PROBLEM REQUIREMENTS:
Pick out the lines containing "document".

((

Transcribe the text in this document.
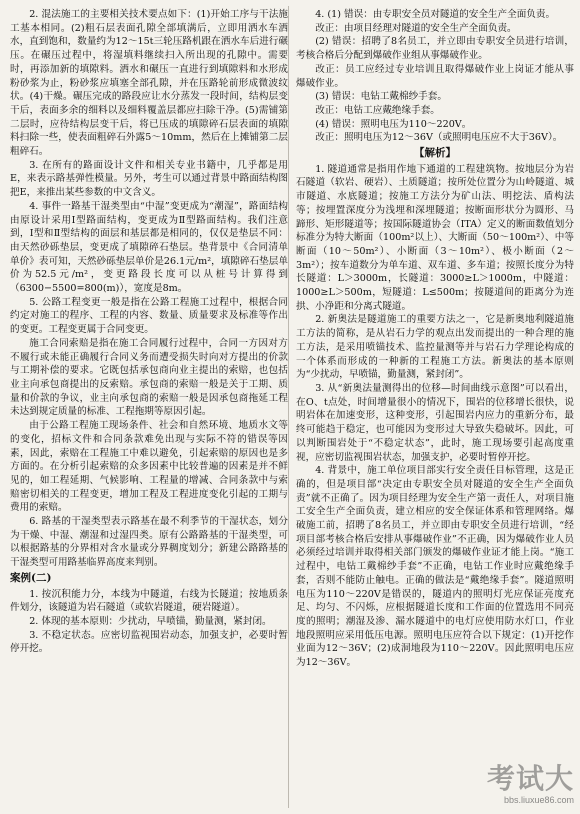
2. 混法施工的主要相关技术要点如下：(1)开始工序与干法施工基本相同。(2)粗石层表面孔隙全部填满后，立即用洒水车洒水，直到饱和，数量约为12～15t三轮压路机跟在洒水车后进行碾压。在碾压过程中，将湿填料继续扫入所出现的孔隙中。需要时，再添加新的填隙料。洒水和碾压一直进行到填隙料和水形成粉砂浆为止，粉砂浆应填塞全部孔隙，并在压路轮前形成微波纹状。(4)干燥。碾压完成的路段应让水分蒸发一段时间，结构层变干后，表面多余的细料以及细料覆盖层都应扫除干净。(5)需铺第二层时，应待结构层变干后，将已压成的填隙碎石层表面的填隙料扫除一些，使表面粗碎石外露5～10mm，然后在上摊铺第二层粗碎石。

3. 在所有的路面设计文件和相关专业书籍中，几乎都是用E，来表示路基弹性模量。另外，考生可以通过背景中路面结构图把E，来推出某些参数的中文含义。

4. 事件一路基干湿类型由“中湿”变更成为“潮湿”，路面结构由原设计采用Ⅰ型路面结构，变更成为Ⅱ型路面结构。我们注意到，Ⅰ型和Ⅱ型结构的面层和基层都是相同的，仅仅是垫层不同：由天然砂砾垫层，变更成了填隙碎石垫层。垫背景中《合同清单单价》表可知，天然砂砾垫层单价是26.1元/m²，填隙碎石垫层单价为52.5元/m²，变更路段长度可以从桩号计算得到（6300−5500=800(m)），宽度是8m。

5. 公路工程变更一般是指在公路工程施工过程中，根据合同约定对施工的程序、工程的内容、数量、质量要求及标准等作出的变更。工程变更属于合同变更。

施工合同索赔是指在施工合同履行过程中，合同一方因对方不履行或未能正确履行合同义务而遭受损失时向对方提出的价款与工期补偿的要求。它既包括承包商向业主提出的索赔，也包括业主向承包商提出的反索赔。承包商的索赔一般是关于工期、质量和价款的争议，业主向承包商的索赔一般是因承包商拖延工程未达到规定质量的标准、工程拖期等原因引起。

由于公路工程施工现场条件、社会和自然环境、地质水文等的变化，招标文件和合同条款难免出现与实际不符的错误等因素，因此，索赔在工程施工中难以避免，引起索赔的原因也是多方面的。在分析引起索赔的众多因素中比较普遍的因素是并不鲜见的，如工程延期、气候影响、工程量的增减、合同条款中与索赔密切相关的工程变更，增加工程及工程进度变化引起的工期与费用的索赔。

6. 路基的干湿类型表示路基在最不利季节的干湿状态，划分为干燥、中湿、潮湿和过湿四类。原有公路路基的干湿类型，可以根据路基的分界相对含水量或分界稠度划分；新建公路路基的干湿类型可用路基临界高度来判别。

案例(二)

1. 按沉积能力分，本线为中隧道，右线为长隧道；按地质条件划分，该隧道为岩石隧道（或软岩隧道，硬岩隧道）。

2. 体现的基本原则：少扰动，早喷锚，勤量测，紧封闭。

3. 不稳定状态。应密切监视围岩动态，加强支护，必要时暂停开挖。

4. (1) 错误：由专职安全员对隧道的安全生产全面负责。

改正：由项目经理对隧道的安全生产全面负责。

(2) 错误：招聘了8名员工，并立即由专职安全员进行培训，考核合格后分配到爆破作业组从事爆破作业。

改正：员工应经过专业培训且取得爆破作业上岗证才能从事爆破作业。

(3) 错误：电钻工戴棉纱手套。

改正：电钻工应戴绝缘手套。

(4) 错误：照明电压为110～220V。

改正：照明电压为12～36V（或照明电压应不大于36V）。

【解析】

1. 隧道通常是指用作地下通道的工程建筑物。按地层分为岩石隧道（软岩、硬岩）、土质隧道；按所处位置分为山岭隧道、城市隧道、水底隧道；按施工方法分为矿山法、明挖法、盾构法等；按埋置深度分为浅埋和深埋隧道；按断面形状分为圆形、马蹄形、矩形隧道等；按国际隧道协会（ITA）定义的断面数值划分标准分为特大断面（100m²以上）、大断面（50～100m²）、中等断面（10～50m²）、小断面（3～10m²）、极小断面（2～3m²）；按车道数分为单车道、双车道、多车道；按照长度分为特长隧道：L＞3000m，长隧道：3000≥L＞1000m，中隧道：1000≥L＞500m，短隧道：L≤500m；按隧道间的距离分为连拱、小净距和分离式隧道。

2. 新奥法是隧道施工的重要方法之一，它是新奥地利隧道施工方法的简称，是从岩石力学的观点出发而提出的一种合理的施工方法，是采用喷锚技术、监控量测等并与岩石力学理论构成的一个体系而形成的一种新的工程施工方法。新奥法的基本原则为“少扰动，早喷锚，勤量测，紧封闭”。

3. 从“新奥法量测得出的位移—时间曲线示意图”可以看出，在O、t点处，时间增量很小的情况下，围岩的位移增长很快，说明岩体在加速变形，这种变形，引起围岩内应力的重新分布，最终可能趋于稳定，也可能因为变形过大导致失稳破坏。因此，可以判断围岩处于“不稳定状态”，此时，施工现场要引起高度重视，应密切监视围岩状态，加强支护，必要时暂停开挖。

4. 背景中，施工单位项目部实行安全责任目标管理，这是正确的，但是项目部“决定由专职安全员对隧道的安全生产全面负责”就不正确了。因为项目经理为安全生产第一责任人，对项目施工安全生产全面负责，建立相应的安全保证体系和管理网络。爆破施工前，招聘了8名员工，并立即由专职安全员进行培训，“经项目部考核合格后安排从事爆破作业”不正确，因为爆破作业人员必须经过培训并取得相关部门颁发的爆破作业证才能上岗。“施工过程中，电钻工戴棉纱手套”不正确，电钻工作业时应戴绝缘手套，否则不能防止触电。正确的做法是“戴绝缘手套”。隧道照明电压为110～220V是错误的，隧道内的照明灯光应保证亮度充足、均匀、不闪烁，应根据隧道长度和工作面的位置选用不同亮度的照明；潮湿及渗、漏水隧道中的电灯应使用防水灯口，作业地段照明应采用低压电源。照明电压应符合以下规定：(1)开挖作业面为12～36V；(2)成洞地段为110～220V。因此照明电压应为12～36V。

考试大
bbs.liuxue86.com
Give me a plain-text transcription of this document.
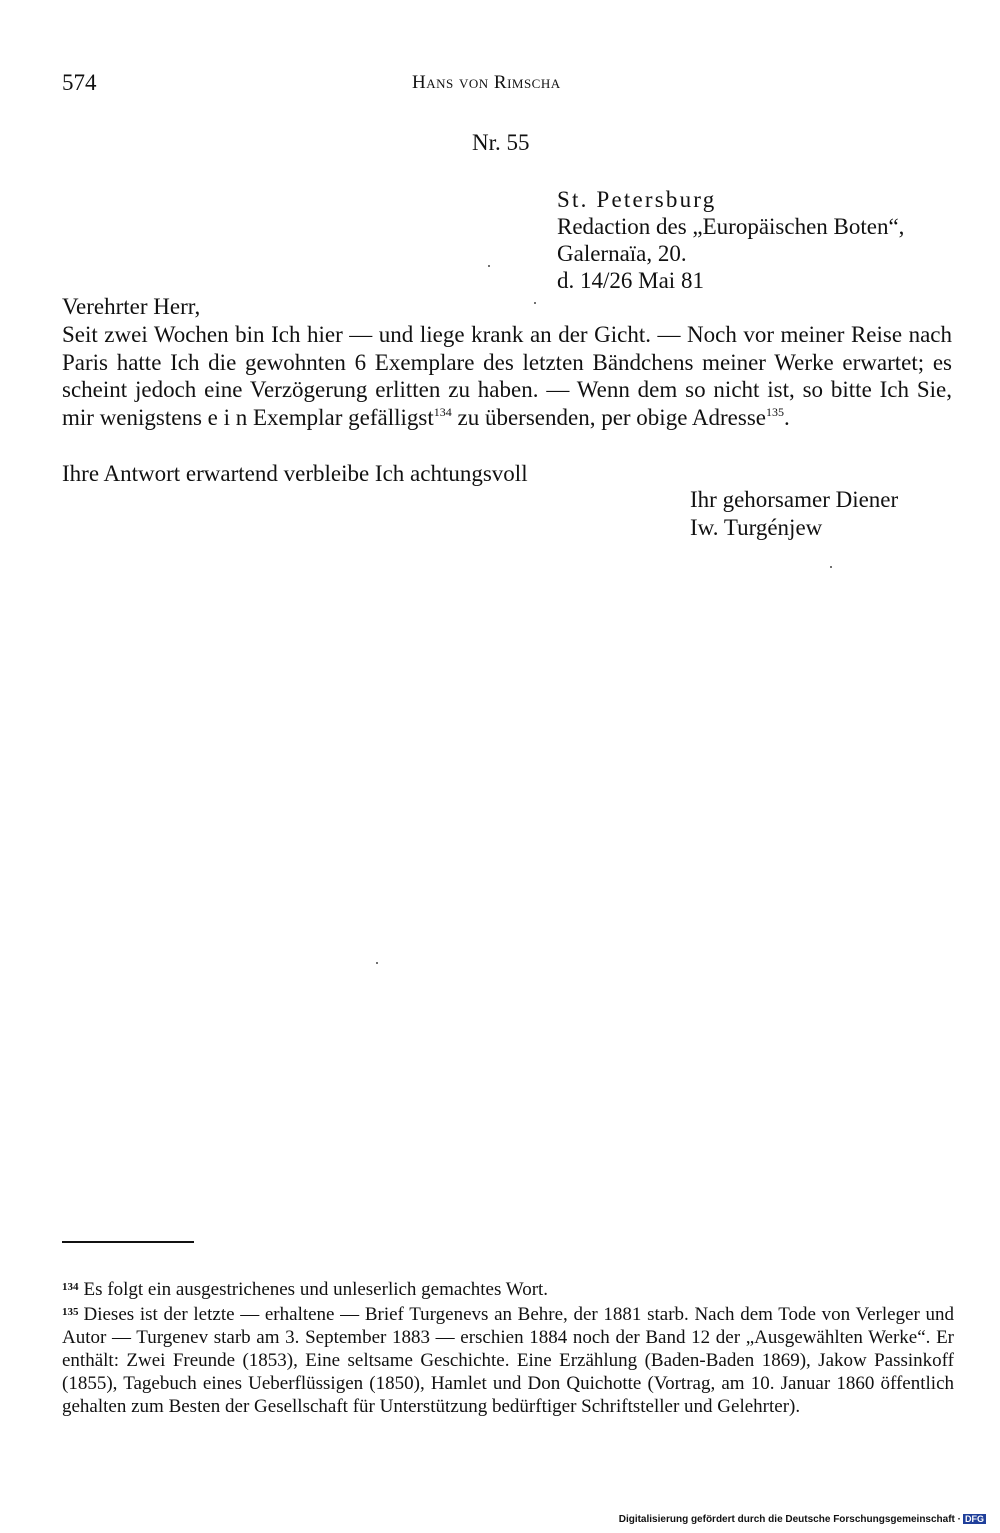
574	Hans von Rimscha
Nr. 55
St. Petersburg
Redaction des „Europäischen Boten“,
Galernaïa, 20.
d. 14/26 Mai 81
Verehrter Herr,

Seit zwei Wochen bin Ich hier — und liege krank an der Gicht. — Noch vor meiner Reise nach Paris hatte Ich die gewohnten 6 Exemplare des letzten Bändchens meiner Werke erwartet; es scheint jedoch eine Verzögerung erlitten zu haben. — Wenn dem so nicht ist, so bitte Ich Sie, mir wenigstens e i n Exemplar gefälligst$^{134}$ zu übersenden, per obige Adresse$^{135}$.

Ihre Antwort erwartend verbleibe Ich achtungsvoll
Ihr gehorsamer Diener
Iw. Turgénjew

$^{134}$ Es folgt ein ausgestrichenes und unleserlich gemachtes Wort.

$^{135}$ Dieses ist der letzte — erhaltene — Brief Turgenevs an Behre, der 1881 starb. Nach dem Tode von Verleger und Autor — Turgenev starb am 3. September 1883 — erschien 1884 noch der Band 12 der „Ausgewählten Werke“. Er enthält: Zwei Freunde (1853), Eine seltsame Geschichte. Eine Erzählung (Baden-Baden 1869), Jakow Passinkoff (1855), Tagebuch eines Ueberflüssigen (1850), Hamlet und Don Quichotte (Vortrag, am 10. Januar 1860 öffentlich gehalten zum Besten der Gesellschaft für Unterstützung bedürftiger Schriftsteller und Gelehrter).

Digitalisierung gefördert durch die Deutsche Forschungsgemeinschaft · DFG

))

OUTPUT:
Transcribe the text in this document.
Give me a plain-text transcription of this document.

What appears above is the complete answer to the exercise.